Prompt =>
Count every line of these entries that holds the word "value", and reply with the number only.

Figure data in JSON =>
____
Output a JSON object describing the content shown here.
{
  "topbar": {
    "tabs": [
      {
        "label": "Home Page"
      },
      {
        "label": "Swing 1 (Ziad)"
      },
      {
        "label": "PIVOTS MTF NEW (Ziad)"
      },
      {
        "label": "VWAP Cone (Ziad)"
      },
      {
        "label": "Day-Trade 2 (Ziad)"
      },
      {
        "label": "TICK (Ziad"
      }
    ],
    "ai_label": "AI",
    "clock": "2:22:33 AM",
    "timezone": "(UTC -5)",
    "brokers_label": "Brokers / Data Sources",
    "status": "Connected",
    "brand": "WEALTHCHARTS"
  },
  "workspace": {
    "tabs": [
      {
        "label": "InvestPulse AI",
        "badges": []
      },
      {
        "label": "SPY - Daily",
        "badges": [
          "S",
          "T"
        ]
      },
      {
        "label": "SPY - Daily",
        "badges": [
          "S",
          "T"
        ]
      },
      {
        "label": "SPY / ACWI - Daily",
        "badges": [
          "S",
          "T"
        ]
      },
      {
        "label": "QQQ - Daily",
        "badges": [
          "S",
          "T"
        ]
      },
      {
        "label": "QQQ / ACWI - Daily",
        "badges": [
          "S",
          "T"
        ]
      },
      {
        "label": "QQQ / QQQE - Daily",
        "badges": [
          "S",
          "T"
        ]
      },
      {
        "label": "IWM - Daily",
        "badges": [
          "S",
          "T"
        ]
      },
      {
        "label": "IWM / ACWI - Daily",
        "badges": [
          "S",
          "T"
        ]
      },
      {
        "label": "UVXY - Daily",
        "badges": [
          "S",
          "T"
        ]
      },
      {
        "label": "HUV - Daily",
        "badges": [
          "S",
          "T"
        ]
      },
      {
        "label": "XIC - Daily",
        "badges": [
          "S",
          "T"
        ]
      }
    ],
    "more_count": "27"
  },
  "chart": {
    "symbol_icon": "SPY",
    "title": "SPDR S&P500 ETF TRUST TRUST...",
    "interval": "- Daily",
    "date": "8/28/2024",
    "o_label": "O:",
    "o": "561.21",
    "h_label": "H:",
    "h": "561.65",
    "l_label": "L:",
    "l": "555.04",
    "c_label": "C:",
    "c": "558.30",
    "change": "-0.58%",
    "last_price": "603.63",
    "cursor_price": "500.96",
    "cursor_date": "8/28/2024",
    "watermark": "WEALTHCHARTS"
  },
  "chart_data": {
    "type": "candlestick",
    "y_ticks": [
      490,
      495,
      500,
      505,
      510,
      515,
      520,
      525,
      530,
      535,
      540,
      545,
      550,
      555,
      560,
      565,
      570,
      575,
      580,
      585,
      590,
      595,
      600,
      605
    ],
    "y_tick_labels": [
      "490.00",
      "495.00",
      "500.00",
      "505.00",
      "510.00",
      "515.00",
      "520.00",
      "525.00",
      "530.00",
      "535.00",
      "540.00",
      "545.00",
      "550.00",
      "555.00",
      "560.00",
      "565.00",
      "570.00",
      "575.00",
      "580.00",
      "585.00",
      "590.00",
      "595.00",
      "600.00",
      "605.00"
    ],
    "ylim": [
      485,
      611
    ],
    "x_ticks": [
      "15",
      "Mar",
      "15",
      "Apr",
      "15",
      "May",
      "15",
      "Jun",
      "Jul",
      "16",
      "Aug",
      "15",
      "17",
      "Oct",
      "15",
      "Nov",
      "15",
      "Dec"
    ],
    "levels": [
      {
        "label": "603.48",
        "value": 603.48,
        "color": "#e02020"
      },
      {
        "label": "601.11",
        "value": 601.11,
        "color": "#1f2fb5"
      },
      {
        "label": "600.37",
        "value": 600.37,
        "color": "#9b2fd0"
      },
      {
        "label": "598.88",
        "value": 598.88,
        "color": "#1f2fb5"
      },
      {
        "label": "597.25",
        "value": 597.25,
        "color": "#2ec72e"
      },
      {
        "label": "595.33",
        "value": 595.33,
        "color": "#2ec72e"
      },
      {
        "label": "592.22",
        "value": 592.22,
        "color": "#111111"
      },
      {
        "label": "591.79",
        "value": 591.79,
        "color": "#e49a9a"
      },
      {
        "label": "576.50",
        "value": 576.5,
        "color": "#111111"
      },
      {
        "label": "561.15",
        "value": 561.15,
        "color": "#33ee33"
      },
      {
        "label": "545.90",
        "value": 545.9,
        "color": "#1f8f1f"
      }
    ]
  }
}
____
Answer to this exercise =>
11